** START OF DATASET ENTRIES **
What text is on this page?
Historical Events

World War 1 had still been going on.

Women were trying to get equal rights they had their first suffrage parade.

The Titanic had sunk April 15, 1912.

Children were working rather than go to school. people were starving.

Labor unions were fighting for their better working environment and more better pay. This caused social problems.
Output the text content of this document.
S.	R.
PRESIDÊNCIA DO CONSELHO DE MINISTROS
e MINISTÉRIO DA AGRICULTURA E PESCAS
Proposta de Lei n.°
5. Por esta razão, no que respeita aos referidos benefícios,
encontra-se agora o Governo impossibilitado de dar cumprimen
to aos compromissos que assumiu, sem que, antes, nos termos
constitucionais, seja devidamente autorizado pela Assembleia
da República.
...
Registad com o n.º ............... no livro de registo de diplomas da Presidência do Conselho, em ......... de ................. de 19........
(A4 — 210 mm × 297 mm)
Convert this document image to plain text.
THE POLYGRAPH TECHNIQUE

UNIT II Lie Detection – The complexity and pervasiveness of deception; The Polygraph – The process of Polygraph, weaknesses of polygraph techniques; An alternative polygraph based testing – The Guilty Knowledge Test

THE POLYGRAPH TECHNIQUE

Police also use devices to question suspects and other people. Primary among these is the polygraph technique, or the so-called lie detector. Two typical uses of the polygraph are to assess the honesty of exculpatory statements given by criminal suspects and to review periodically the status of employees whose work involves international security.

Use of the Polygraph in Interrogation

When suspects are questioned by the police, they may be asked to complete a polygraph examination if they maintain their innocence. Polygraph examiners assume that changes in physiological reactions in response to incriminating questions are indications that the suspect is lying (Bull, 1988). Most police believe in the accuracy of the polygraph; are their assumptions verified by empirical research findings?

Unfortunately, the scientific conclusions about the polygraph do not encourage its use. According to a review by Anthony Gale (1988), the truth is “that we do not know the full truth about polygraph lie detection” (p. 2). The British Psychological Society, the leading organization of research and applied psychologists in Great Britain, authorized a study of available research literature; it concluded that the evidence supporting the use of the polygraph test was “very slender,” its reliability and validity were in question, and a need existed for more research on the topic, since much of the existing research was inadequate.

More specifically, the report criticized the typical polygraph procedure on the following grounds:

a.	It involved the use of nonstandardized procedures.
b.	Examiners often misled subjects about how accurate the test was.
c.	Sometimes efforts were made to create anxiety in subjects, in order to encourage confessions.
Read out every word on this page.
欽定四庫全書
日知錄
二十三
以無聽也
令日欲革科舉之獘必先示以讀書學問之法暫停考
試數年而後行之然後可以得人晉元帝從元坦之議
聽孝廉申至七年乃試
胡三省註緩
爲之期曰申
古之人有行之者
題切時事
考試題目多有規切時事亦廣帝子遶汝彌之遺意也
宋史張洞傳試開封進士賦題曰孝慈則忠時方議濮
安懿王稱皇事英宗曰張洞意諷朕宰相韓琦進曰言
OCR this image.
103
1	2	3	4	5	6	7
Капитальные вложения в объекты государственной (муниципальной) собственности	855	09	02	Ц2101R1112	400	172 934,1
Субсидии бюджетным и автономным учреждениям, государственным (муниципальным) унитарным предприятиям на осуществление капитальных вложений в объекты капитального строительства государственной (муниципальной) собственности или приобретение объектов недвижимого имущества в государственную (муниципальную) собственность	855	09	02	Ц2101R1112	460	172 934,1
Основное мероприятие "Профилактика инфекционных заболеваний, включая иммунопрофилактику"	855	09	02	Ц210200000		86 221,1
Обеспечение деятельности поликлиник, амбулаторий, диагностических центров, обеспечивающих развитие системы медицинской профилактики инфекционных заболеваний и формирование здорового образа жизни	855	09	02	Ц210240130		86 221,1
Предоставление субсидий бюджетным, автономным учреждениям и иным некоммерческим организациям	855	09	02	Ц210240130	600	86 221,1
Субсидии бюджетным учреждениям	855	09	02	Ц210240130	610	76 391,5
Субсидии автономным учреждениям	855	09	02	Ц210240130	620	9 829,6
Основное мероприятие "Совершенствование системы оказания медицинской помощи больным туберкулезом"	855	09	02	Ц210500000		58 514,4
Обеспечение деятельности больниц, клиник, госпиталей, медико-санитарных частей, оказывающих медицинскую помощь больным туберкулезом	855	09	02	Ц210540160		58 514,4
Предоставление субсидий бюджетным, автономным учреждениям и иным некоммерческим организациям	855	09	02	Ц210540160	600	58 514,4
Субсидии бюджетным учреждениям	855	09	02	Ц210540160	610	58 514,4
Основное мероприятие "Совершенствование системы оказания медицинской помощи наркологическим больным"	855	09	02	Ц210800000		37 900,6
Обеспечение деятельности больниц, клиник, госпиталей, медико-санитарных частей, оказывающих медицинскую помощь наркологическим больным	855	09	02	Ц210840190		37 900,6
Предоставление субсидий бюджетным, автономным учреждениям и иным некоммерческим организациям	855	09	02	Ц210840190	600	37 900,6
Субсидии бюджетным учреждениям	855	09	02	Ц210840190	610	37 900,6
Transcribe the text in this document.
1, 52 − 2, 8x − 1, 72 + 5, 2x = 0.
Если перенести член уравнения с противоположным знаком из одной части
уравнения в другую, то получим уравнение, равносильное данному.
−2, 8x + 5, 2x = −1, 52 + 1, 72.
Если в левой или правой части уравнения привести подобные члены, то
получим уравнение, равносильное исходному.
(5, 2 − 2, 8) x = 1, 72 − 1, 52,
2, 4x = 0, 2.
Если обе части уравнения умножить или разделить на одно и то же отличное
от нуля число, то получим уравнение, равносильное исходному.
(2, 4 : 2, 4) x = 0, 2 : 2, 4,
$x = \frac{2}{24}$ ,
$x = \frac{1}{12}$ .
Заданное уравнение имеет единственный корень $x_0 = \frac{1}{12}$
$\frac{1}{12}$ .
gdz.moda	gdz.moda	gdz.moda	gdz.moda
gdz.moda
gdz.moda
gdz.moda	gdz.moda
** END OF DATASET ENTRIES **
_EXERCISE INSTRUCTIONS_: Spot every line that holds "больниц" and copy it.

_FULL OUTPUT_:
Обеспечение деятельности больниц, клиник, госпиталей, медико-санитарных частей, оказывающих медицинскую помощь больным туберкулезом	855	09	02	Ц210540160		58 514,4
Обеспечение деятельности больниц, клиник, госпиталей, медико-санитарных частей, оказывающих медицинскую помощь наркологическим больным	855	09	02	Ц210840190		37 900,6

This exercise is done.